WHAT YOU SHOULD DO. Lines containing "Track" are to be counted. Report the count alone.

EXTRACTED INFORMATION.
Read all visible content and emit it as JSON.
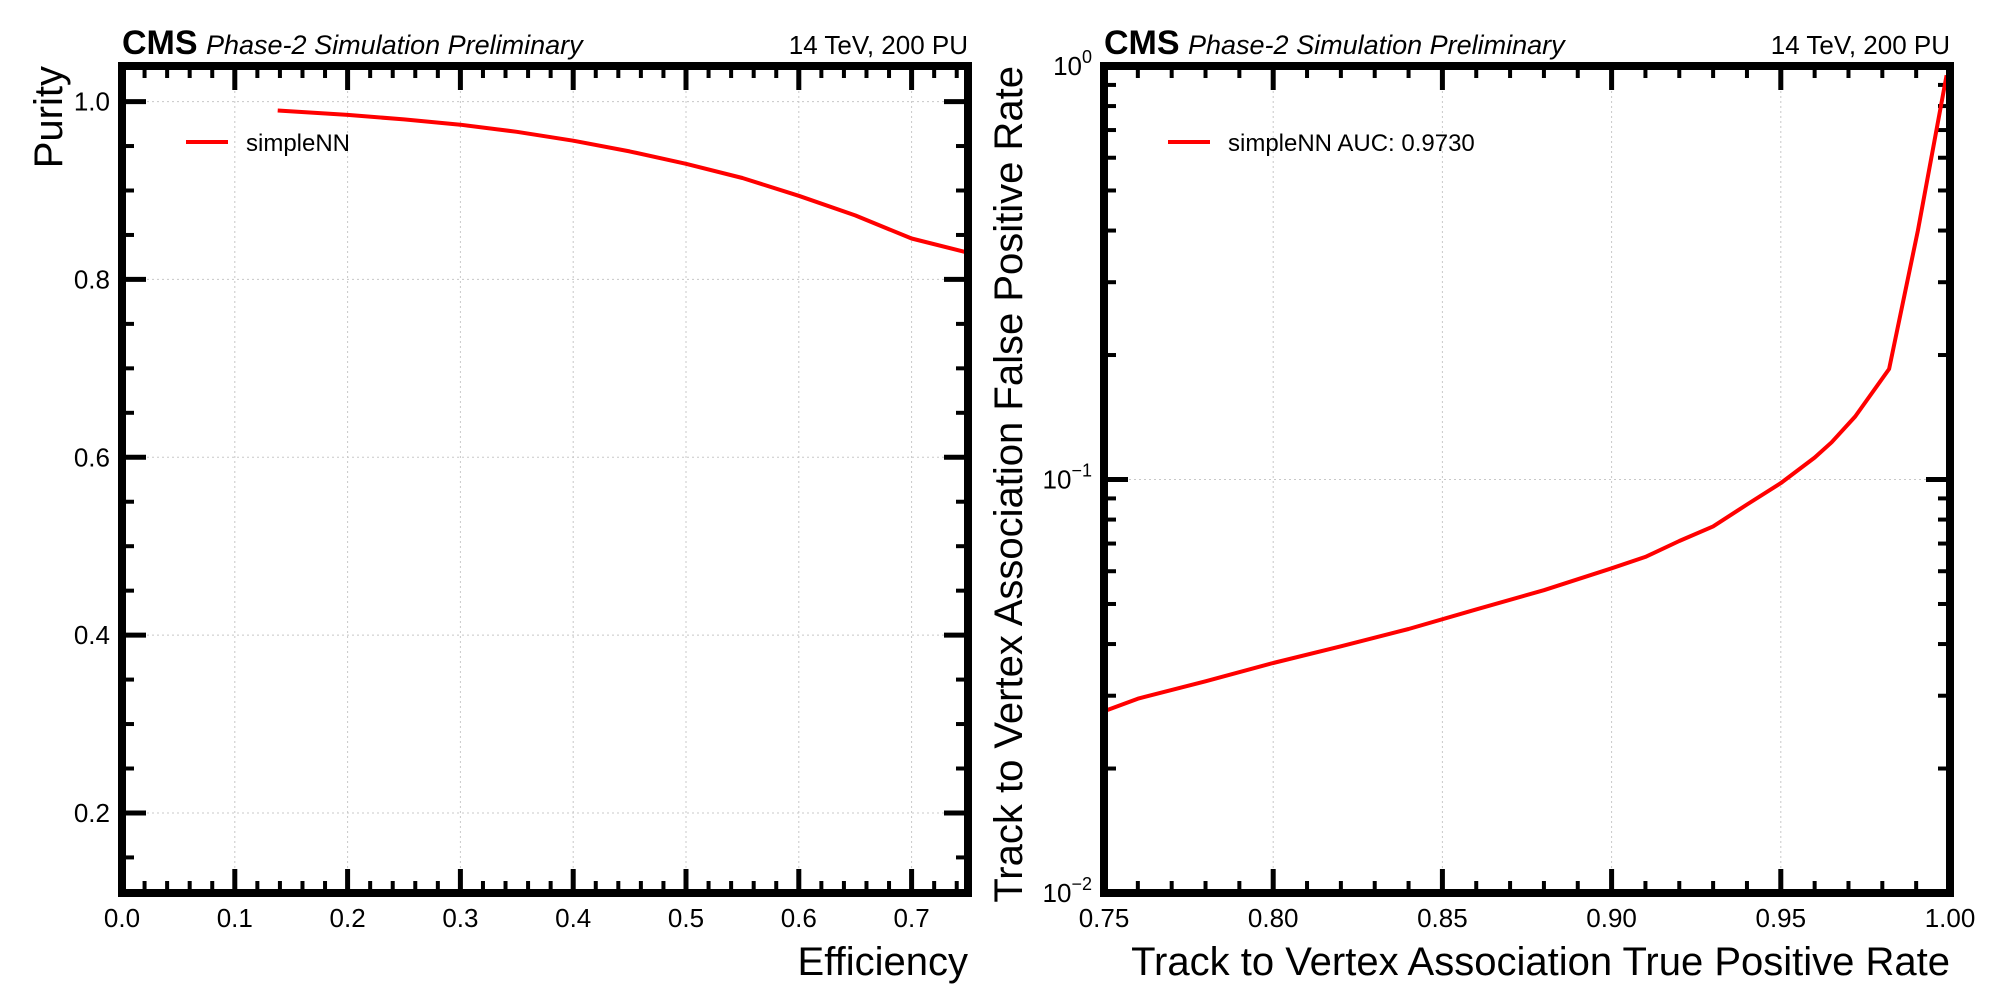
{
  "chart_data": [
    {
      "type": "line",
      "header": {
        "experiment": "CMS",
        "status": "Phase-2 Simulation Preliminary",
        "energy": "14 TeV, 200 PU"
      },
      "xlabel": "Efficiency",
      "ylabel": "Purity",
      "xlim": [
        0.0,
        0.75
      ],
      "ylim": [
        0.11,
        1.04
      ],
      "xscale": "linear",
      "yscale": "linear",
      "xticks": [
        0.0,
        0.1,
        0.2,
        0.3,
        0.4,
        0.5,
        0.6,
        0.7
      ],
      "xtick_labels": [
        "0.0",
        "0.1",
        "0.2",
        "0.3",
        "0.4",
        "0.5",
        "0.6",
        "0.7"
      ],
      "yticks": [
        0.2,
        0.4,
        0.6,
        0.8,
        1.0
      ],
      "ytick_labels": [
        "0.2",
        "0.4",
        "0.6",
        "0.8",
        "1.0"
      ],
      "grid": true,
      "legend_position": "top-left",
      "series": [
        {
          "name": "simpleNN",
          "color": "#ff0000",
          "x": [
            0.138,
            0.2,
            0.25,
            0.3,
            0.35,
            0.4,
            0.45,
            0.5,
            0.55,
            0.6,
            0.65,
            0.7,
            0.75
          ],
          "y": [
            0.99,
            0.985,
            0.98,
            0.974,
            0.966,
            0.956,
            0.944,
            0.93,
            0.914,
            0.894,
            0.872,
            0.846,
            0.83
          ]
        }
      ]
    },
    {
      "type": "line",
      "header": {
        "experiment": "CMS",
        "status": "Phase-2 Simulation Preliminary",
        "energy": "14 TeV, 200 PU"
      },
      "xlabel": "Track to Vertex Association True Positive Rate",
      "ylabel": "Track to Vertex Association False Positive Rate",
      "xlim": [
        0.75,
        1.0
      ],
      "ylim": [
        0.01,
        1.0
      ],
      "xscale": "linear",
      "yscale": "log",
      "xticks": [
        0.75,
        0.8,
        0.85,
        0.9,
        0.95,
        1.0
      ],
      "xtick_labels": [
        "0.75",
        "0.80",
        "0.85",
        "0.90",
        "0.95",
        "1.00"
      ],
      "yticks": [
        0.01,
        0.1,
        1.0
      ],
      "ytick_labels": [
        {
          "base": "10",
          "exp": "−2"
        },
        {
          "base": "10",
          "exp": "−1"
        },
        {
          "base": "10",
          "exp": "0"
        }
      ],
      "grid": true,
      "legend_position": "top-left",
      "series": [
        {
          "name": "simpleNN AUC: 0.9730",
          "color": "#ff0000",
          "x": [
            0.75,
            0.76,
            0.78,
            0.8,
            0.82,
            0.84,
            0.86,
            0.88,
            0.9,
            0.91,
            0.92,
            0.93,
            0.94,
            0.95,
            0.96,
            0.965,
            0.972,
            0.982,
            0.9905,
            0.999
          ],
          "y": [
            0.0275,
            0.0295,
            0.0325,
            0.036,
            0.0395,
            0.0435,
            0.0485,
            0.054,
            0.061,
            0.065,
            0.071,
            0.077,
            0.087,
            0.098,
            0.113,
            0.123,
            0.142,
            0.185,
            0.4,
            0.95
          ]
        }
      ]
    }
  ]
}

RESULT FOR THIS TASK. 2